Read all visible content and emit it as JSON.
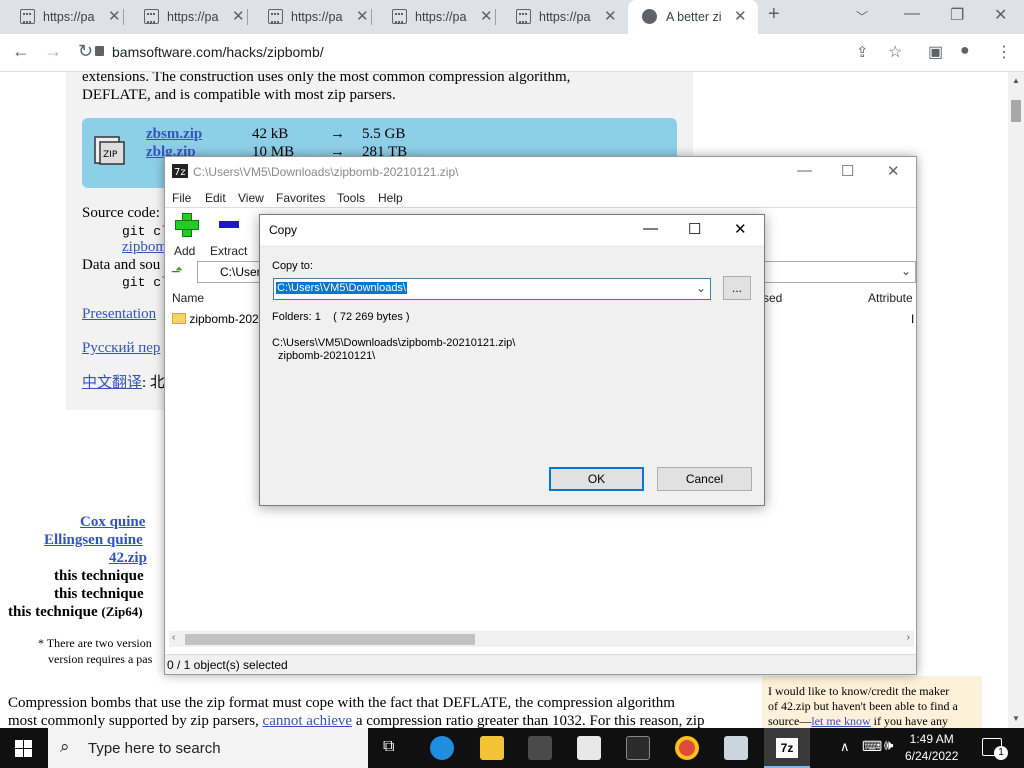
{
  "browser": {
    "tabs": [
      {
        "label": "https://pas"
      },
      {
        "label": "https://pas"
      },
      {
        "label": "https://pas"
      },
      {
        "label": "https://pas"
      },
      {
        "label": "https://pas"
      },
      {
        "label": "A better zi"
      }
    ],
    "url": "bamsoftware.com/hacks/zipbomb/"
  },
  "page": {
    "intro_line1": "extensions. The construction uses only the most common compression algorithm,",
    "intro_line2": "DEFLATE, and is compatible with most zip parsers.",
    "downloads": [
      {
        "name": "zbsm.zip",
        "size": "42 kB",
        "arrow": "→",
        "unzipped": "5.5 GB"
      },
      {
        "name": "zblg.zip",
        "size": "10 MB",
        "arrow": "→",
        "unzipped": "281 TB"
      }
    ],
    "source_label": "Source code:",
    "git1": "git cl",
    "zipbomb_link": "zipbom",
    "data_label": "Data and sou",
    "git2": "git cl",
    "presentation_link": "Presentation",
    "russian_link": "Русский пер",
    "chinese_link": "中文翻译",
    "chinese_rest": ": 北",
    "refs": [
      "Cox quine",
      "Ellingsen quine",
      "42.zip"
    ],
    "techniques": [
      "this technique",
      "this technique",
      "this technique"
    ],
    "zip64": "(Zip64)",
    "footnote1": "* There are two version",
    "footnote2": "version requires a pas",
    "body1": "Compression bombs that use the zip format must cope with the fact that DEFLATE, the compression algorithm",
    "body2_pre": "most commonly supported by zip parsers,",
    "body2_link": "cannot achieve",
    "body2_post": "a compression ratio greater than 1032. For this reason, zip",
    "note_l1": "I would like to know/credit the maker",
    "note_l2": "of 42.zip but haven't been able to find a",
    "note_l3_pre": "source—",
    "note_l3_link": "let me know",
    "note_l3_post": "if you have any"
  },
  "sevenzip": {
    "title": "C:\\Users\\VM5\\Downloads\\zipbomb-20210121.zip\\",
    "menu": [
      "File",
      "Edit",
      "View",
      "Favorites",
      "Tools",
      "Help"
    ],
    "tools": [
      "Add",
      "Extract"
    ],
    "address": "C:\\User",
    "columns": [
      "Name",
      "sed",
      "Attribute"
    ],
    "row_name": "zipbomb-2021",
    "row_attr": "I",
    "status": "0 / 1 object(s) selected"
  },
  "dialog": {
    "title": "Copy",
    "copy_to_label": "Copy to:",
    "path": "C:\\Users\\VM5\\Downloads\\",
    "browse": "...",
    "folders": "Folders: 1    ( 72 269 bytes )",
    "src1": "C:\\Users\\VM5\\Downloads\\zipbomb-20210121.zip\\",
    "src2": "zipbomb-20210121\\",
    "ok": "OK",
    "cancel": "Cancel"
  },
  "taskbar": {
    "search_placeholder": "Type here to search",
    "time": "1:49 AM",
    "date": "6/24/2022",
    "notification_count": "1"
  },
  "colors": {
    "tab_strip": "#dee1e6",
    "accent": "#0078d7",
    "link": "#3355bb",
    "download_box": "#8ecfe8",
    "taskbar": "#101010"
  }
}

* DO THIS:
Gather each line from the listing above that holds "compression".

* ANSWER TO THIS EXERCISE:
    "intro_line1": "extensions. The construction uses only the most common compression algorithm,",
    "body1": "Compression bombs that use the zip format must cope with the fact that DEFLATE, the compression algorithm",
    "body2_post": "a compression ratio greater than 1032. For this reason, zip",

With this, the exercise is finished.